◆ Objective
From the listing below, extract each line containing the string "values".

◆ Dataset listings of figures
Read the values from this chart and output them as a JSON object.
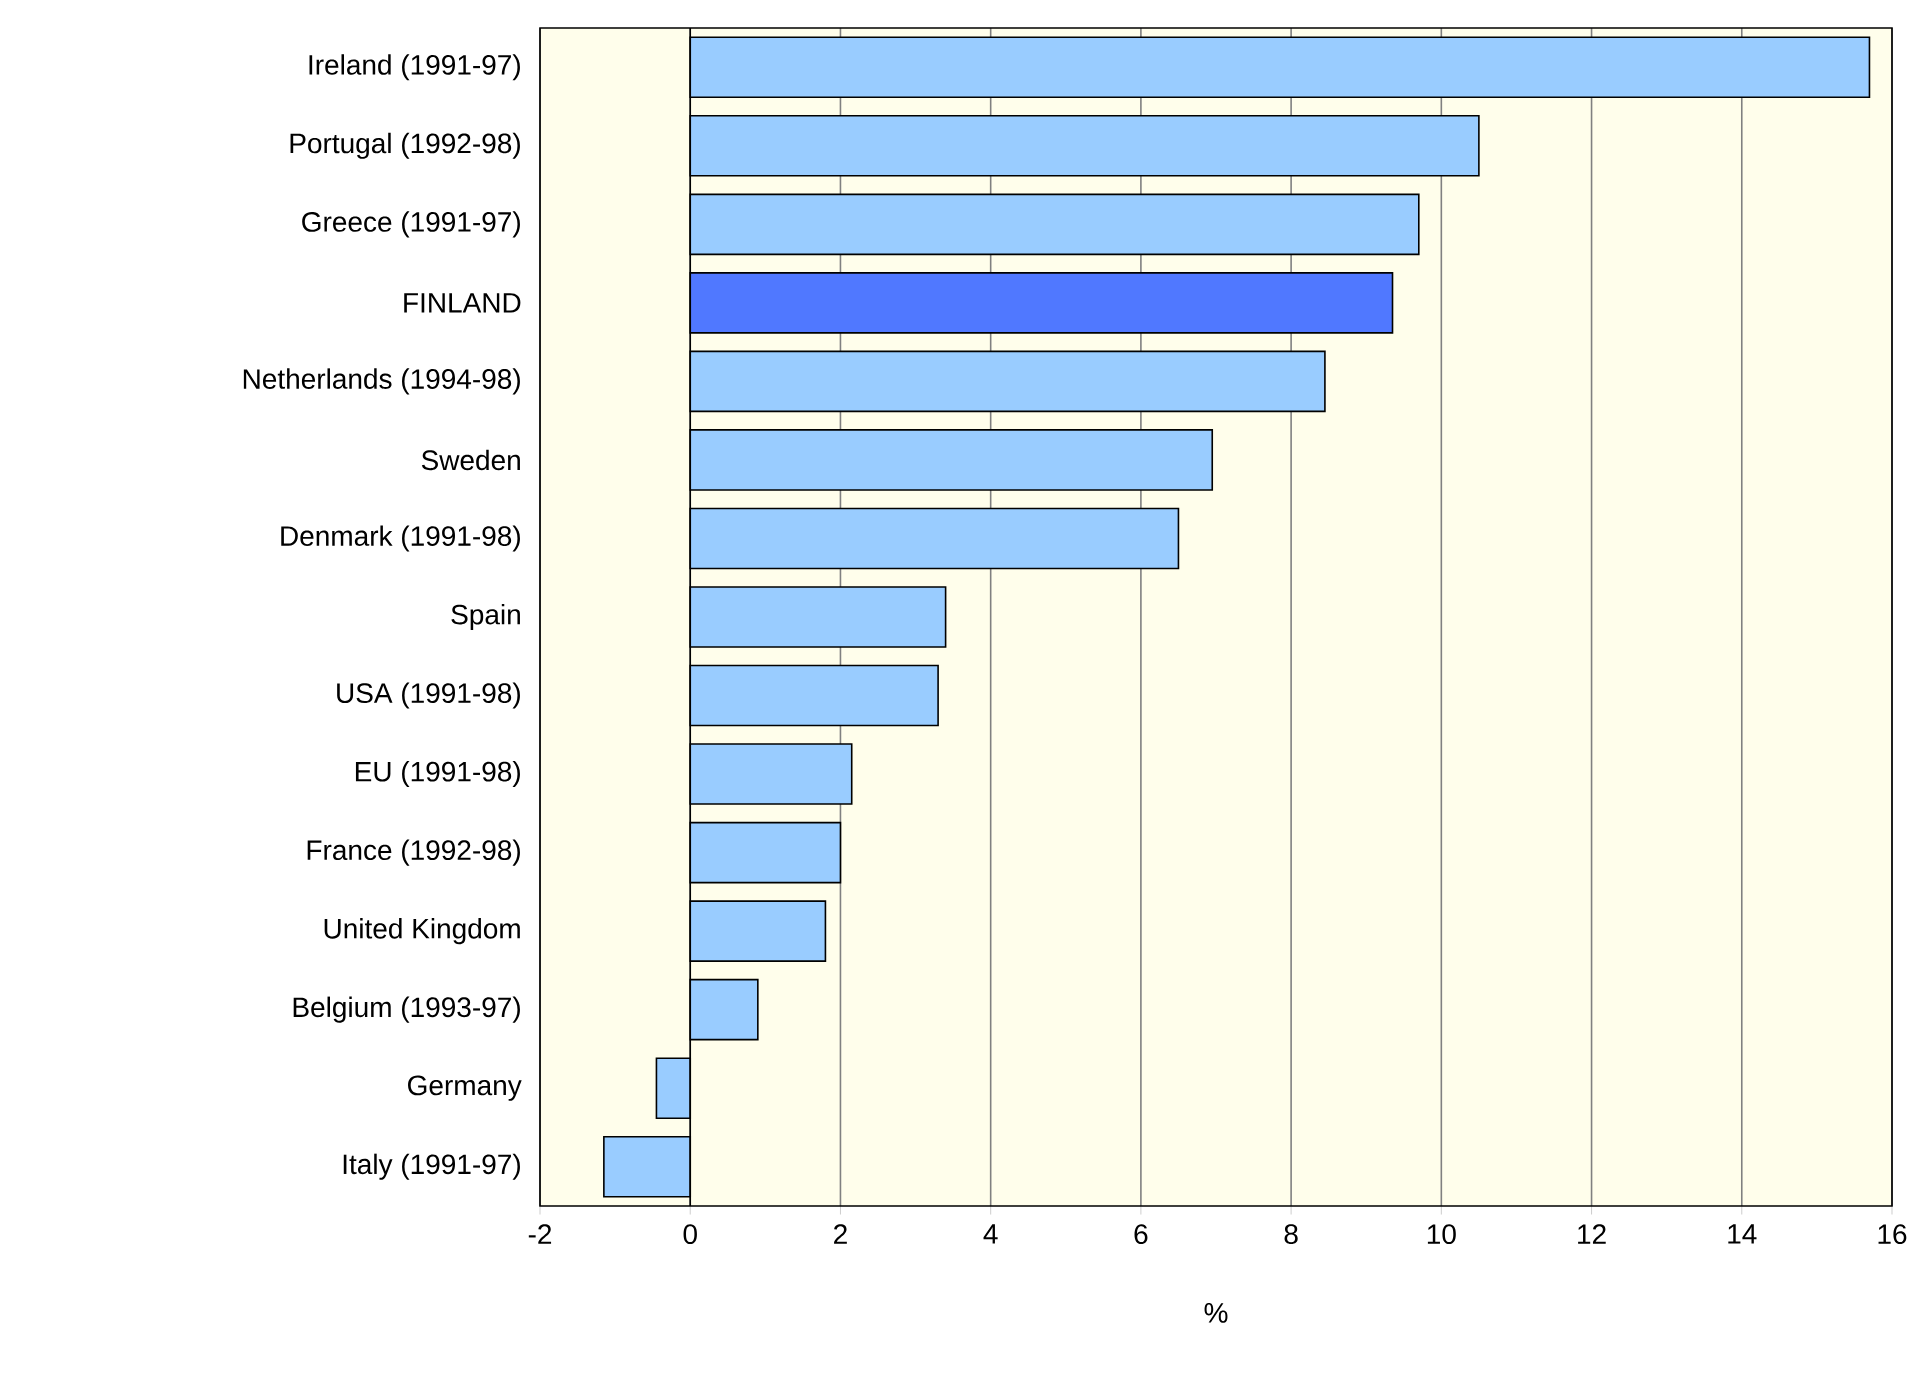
{
  "chart_data": {
    "type": "bar",
    "orientation": "horizontal",
    "xlabel": "%",
    "categories": [
      "Ireland (1991-97)",
      "Portugal (1992-98)",
      "Greece (1991-97)",
      "FINLAND",
      "Netherlands (1994-98)",
      "Sweden",
      "Denmark (1991-98)",
      "Spain",
      "USA (1991-98)",
      "EU (1991-98)",
      "France (1992-98)",
      "United Kingdom",
      "Belgium (1993-97)",
      "Germany",
      "Italy (1991-97)"
    ],
    "values": [
      15.7,
      10.5,
      9.7,
      9.35,
      8.45,
      6.95,
      6.5,
      3.4,
      3.3,
      2.15,
      2.0,
      1.8,
      0.9,
      -0.45,
      -1.15
    ],
    "colors": [
      "#99ccff",
      "#99ccff",
      "#99ccff",
      "#5078ff",
      "#99ccff",
      "#99ccff",
      "#99ccff",
      "#99ccff",
      "#99ccff",
      "#99ccff",
      "#99ccff",
      "#99ccff",
      "#99ccff",
      "#99ccff",
      "#99ccff"
    ],
    "xlim": [
      -2,
      16
    ],
    "xticks": [
      -2,
      0,
      2,
      4,
      6,
      8,
      10,
      12,
      14,
      16
    ],
    "grid": "x"
  }
}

◆ Solved problem
Read the values from this chart and output them as a JSON object.
    "values": [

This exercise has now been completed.